> **GIVEN TASK**
Please transcribe the data below exactly. Leave the pictures out.
## start DATA SECTION
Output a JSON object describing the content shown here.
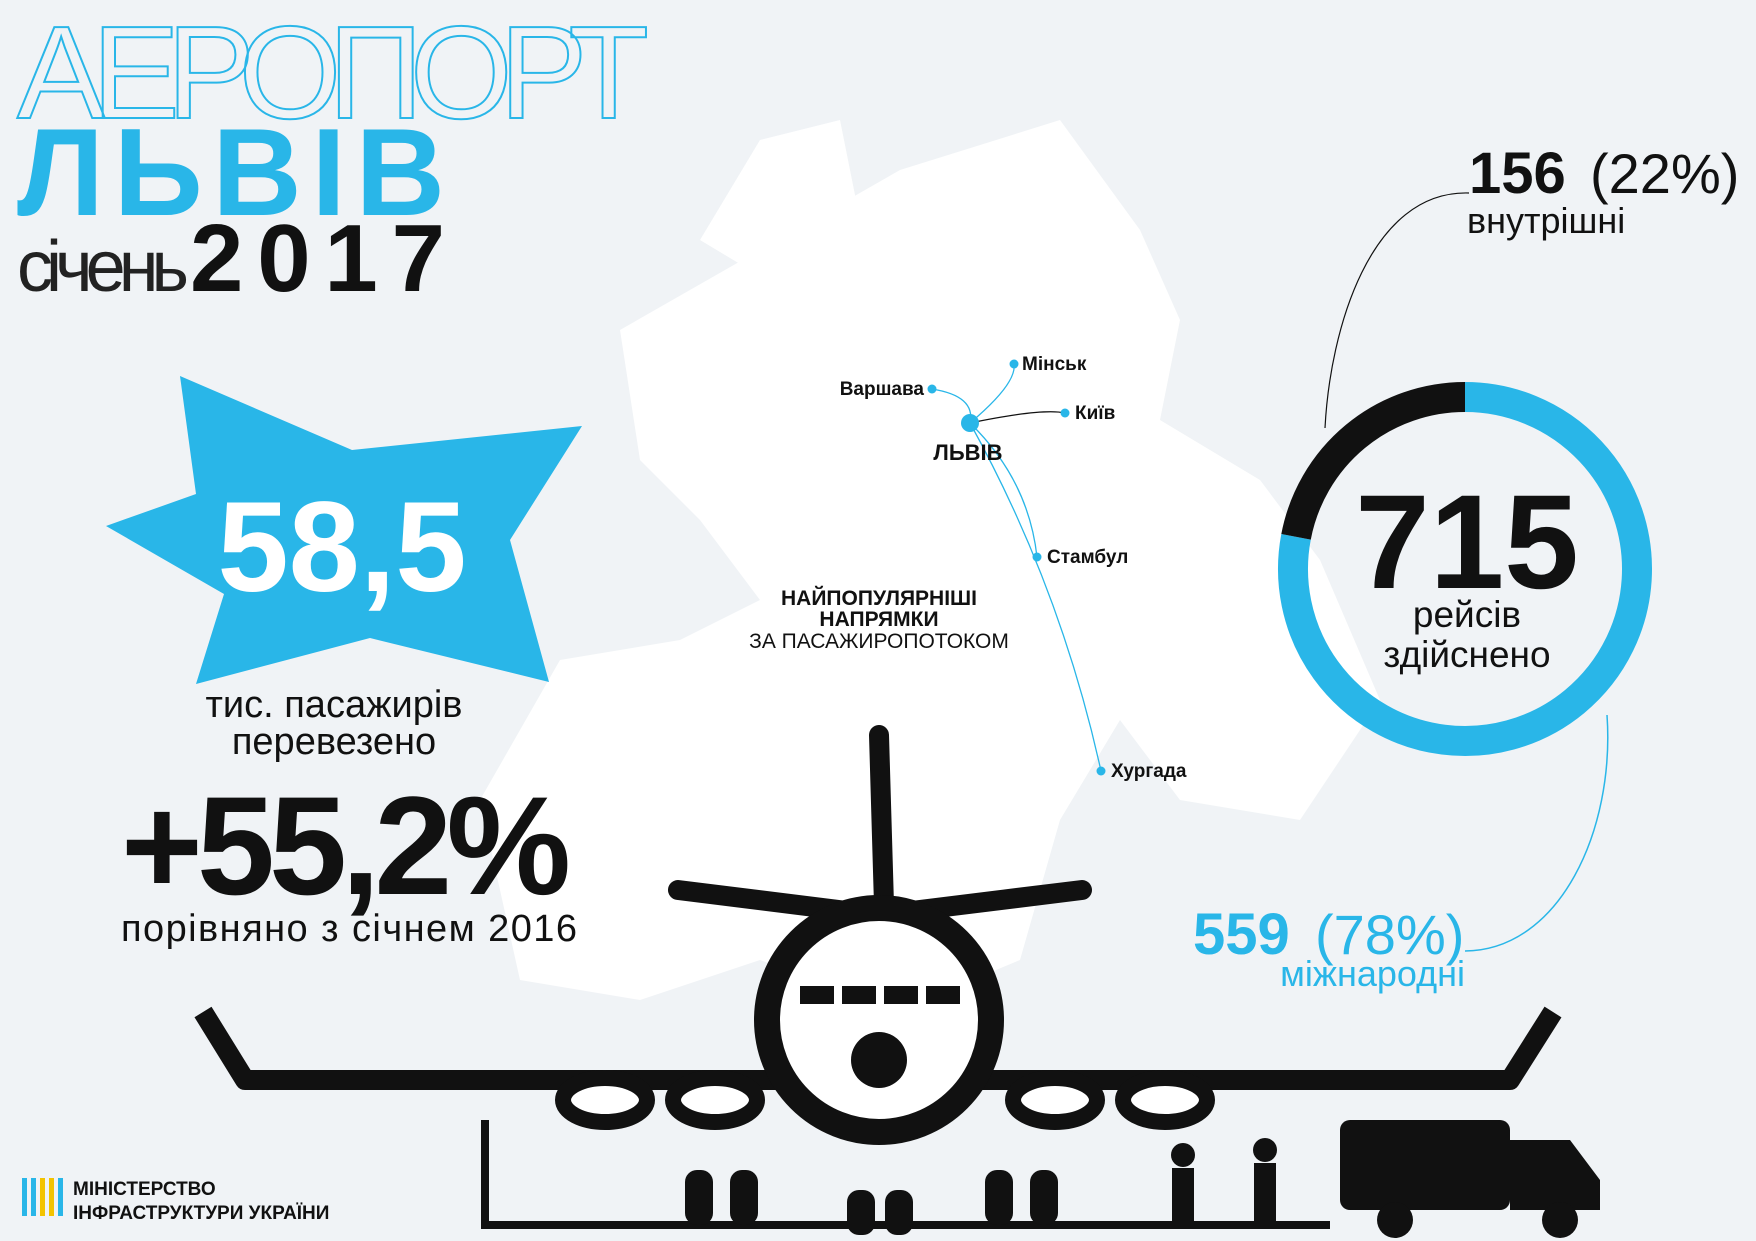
{
  "header": {
    "line1": "АЕРОПОРТ",
    "line2": "ЛЬВІВ",
    "month": "січень",
    "year": "2017"
  },
  "passengers": {
    "value": "58,5",
    "label_line1": "тис. пасажирів",
    "label_line2": "перевезено"
  },
  "growth": {
    "value": "+55,2%",
    "label": "порівняно з січнем 2016"
  },
  "map": {
    "title_line1": "НАЙПОПУЛЯРНІШІ",
    "title_line2": "НАПРЯМКИ",
    "subtitle": "ЗА ПАСАЖИРОПОТОКОМ",
    "origin": "ЛЬВІВ",
    "destinations": [
      "Варшава",
      "Мінськ",
      "Київ",
      "Стамбул",
      "Хургада"
    ]
  },
  "flights": {
    "total": "715",
    "label_line1": "рейсів",
    "label_line2": "здійснено",
    "domestic": {
      "count": "156",
      "share": 22,
      "share_label": "(22%)",
      "label": "внутрішні",
      "color": "#111111"
    },
    "international": {
      "count": "559",
      "share": 78,
      "share_label": "(78%)",
      "label": "міжнародні",
      "color": "#29b6e8"
    }
  },
  "footer": {
    "line1": "МІНІСТЕРСТВО",
    "line2": "ІНФРАСТРУКТУРИ УКРАЇНИ"
  }
}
## end DATA SECTION
> **RESULT OF THE EXERCISE**
Output a JSON object describing the content shown here.
{
  "header": {
    "line1": "АЕРОПОРТ",
    "line2": "ЛЬВІВ",
    "month": "січень",
    "year": "2017"
  },
  "passengers": {
    "value": "58,5",
    "label_line1": "тис. пасажирів",
    "label_line2": "перевезено"
  },
  "growth": {
    "value": "+55,2%",
    "label": "порівняно з січнем 2016"
  },
  "map": {
    "title_line1": "НАЙПОПУЛЯРНІШІ",
    "title_line2": "НАПРЯМКИ",
    "subtitle": "ЗА ПАСАЖИРОПОТОКОМ",
    "origin": "ЛЬВІВ",
    "destinations": [
      "Варшава",
      "Мінськ",
      "Київ",
      "Стамбул",
      "Хургада"
    ]
  },
  "flights": {
    "total": "715",
    "label_line1": "рейсів",
    "label_line2": "здійснено",
    "domestic": {
      "count": "156",
      "share": 22,
      "share_label": "(22%)",
      "label": "внутрішні",
      "color": "#111111"
    },
    "international": {
      "count": "559",
      "share": 78,
      "share_label": "(78%)",
      "label": "міжнародні",
      "color": "#29b6e8"
    }
  },
  "footer": {
    "line1": "МІНІСТЕРСТВО",
    "line2": "ІНФРАСТРУКТУРИ УКРАЇНИ"
  }
}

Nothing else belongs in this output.